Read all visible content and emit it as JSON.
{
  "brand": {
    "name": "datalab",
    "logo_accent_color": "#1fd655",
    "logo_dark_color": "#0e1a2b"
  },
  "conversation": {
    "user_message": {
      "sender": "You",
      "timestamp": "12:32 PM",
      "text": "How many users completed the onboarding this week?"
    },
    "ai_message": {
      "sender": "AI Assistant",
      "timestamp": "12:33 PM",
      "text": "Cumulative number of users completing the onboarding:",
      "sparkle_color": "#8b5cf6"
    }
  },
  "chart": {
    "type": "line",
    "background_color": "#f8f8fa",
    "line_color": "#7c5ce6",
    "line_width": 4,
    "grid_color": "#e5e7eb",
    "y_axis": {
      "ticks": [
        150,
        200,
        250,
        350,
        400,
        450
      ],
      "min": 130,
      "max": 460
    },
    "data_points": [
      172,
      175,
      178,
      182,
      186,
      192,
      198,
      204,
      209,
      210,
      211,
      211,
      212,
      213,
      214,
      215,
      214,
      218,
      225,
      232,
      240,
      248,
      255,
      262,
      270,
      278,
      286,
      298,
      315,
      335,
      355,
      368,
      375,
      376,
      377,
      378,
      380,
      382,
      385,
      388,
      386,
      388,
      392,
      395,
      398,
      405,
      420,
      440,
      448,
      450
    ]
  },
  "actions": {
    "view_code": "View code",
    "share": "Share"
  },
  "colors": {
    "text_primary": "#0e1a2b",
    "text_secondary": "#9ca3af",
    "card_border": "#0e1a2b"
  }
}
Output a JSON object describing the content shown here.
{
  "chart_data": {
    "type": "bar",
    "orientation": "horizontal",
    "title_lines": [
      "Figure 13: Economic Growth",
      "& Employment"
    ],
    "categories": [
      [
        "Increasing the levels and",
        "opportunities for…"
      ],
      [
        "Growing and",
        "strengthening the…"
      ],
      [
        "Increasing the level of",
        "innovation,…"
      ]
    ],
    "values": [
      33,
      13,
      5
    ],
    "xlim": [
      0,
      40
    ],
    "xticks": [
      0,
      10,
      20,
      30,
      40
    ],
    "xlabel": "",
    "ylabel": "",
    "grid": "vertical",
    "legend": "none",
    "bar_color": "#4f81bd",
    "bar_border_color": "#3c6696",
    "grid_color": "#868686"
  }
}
◆ ◆ ◆ ◆
◆ EXERCISE OBJECTIVE:
Please restate the whole listing word for word.

◆ PROBLEM SOLUTION:
Read all visible content and emit it as JSON.
{
  "brand": {
    "name": "datalab",
    "logo_accent_color": "#1fd655",
    "logo_dark_color": "#0e1a2b"
  },
  "conversation": {
    "user_message": {
      "sender": "You",
      "timestamp": "12:32 PM",
      "text": "How many users completed the onboarding this week?"
    },
    "ai_message": {
      "sender": "AI Assistant",
      "timestamp": "12:33 PM",
      "text": "Cumulative number of users completing the onboarding:",
      "sparkle_color": "#8b5cf6"
    }
  },
  "chart": {
    "type": "line",
    "background_color": "#f8f8fa",
    "line_color": "#7c5ce6",
    "line_width": 4,
    "grid_color": "#e5e7eb",
    "y_axis": {
      "ticks": [
        150,
        200,
        250,
        350,
        400,
        450
      ],
      "min": 130,
      "max": 460
    },
    "data_points": [
      172,
      175,
      178,
      182,
      186,
      192,
      198,
      204,
      209,
      210,
      211,
      211,
      212,
      213,
      214,
      215,
      214,
      218,
      225,
      232,
      240,
      248,
      255,
      262,
      270,
      278,
      286,
      298,
      315,
      335,
      355,
      368,
      375,
      376,
      377,
      378,
      380,
      382,
      385,
      388,
      386,
      388,
      392,
      395,
      398,
      405,
      420,
      440,
      448,
      450
    ]
  },
  "actions": {
    "view_code": "View code",
    "share": "Share"
  },
  "colors": {
    "text_primary": "#0e1a2b",
    "text_secondary": "#9ca3af",
    "card_border": "#0e1a2b"
  }
}
Output a JSON object describing the content shown here.
{
  "chart_data": {
    "type": "bar",
    "orientation": "horizontal",
    "title_lines": [
      "Figure 13: Economic Growth",
      "& Employment"
    ],
    "categories": [
      [
        "Increasing the levels and",
        "opportunities for…"
      ],
      [
        "Growing and",
        "strengthening the…"
      ],
      [
        "Increasing the level of",
        "innovation,…"
      ]
    ],
    "values": [
      33,
      13,
      5
    ],
    "xlim": [
      0,
      40
    ],
    "xticks": [
      0,
      10,
      20,
      30,
      40
    ],
    "xlabel": "",
    "ylabel": "",
    "grid": "vertical",
    "legend": "none",
    "bar_color": "#4f81bd",
    "bar_border_color": "#3c6696",
    "grid_color": "#868686"
  }
}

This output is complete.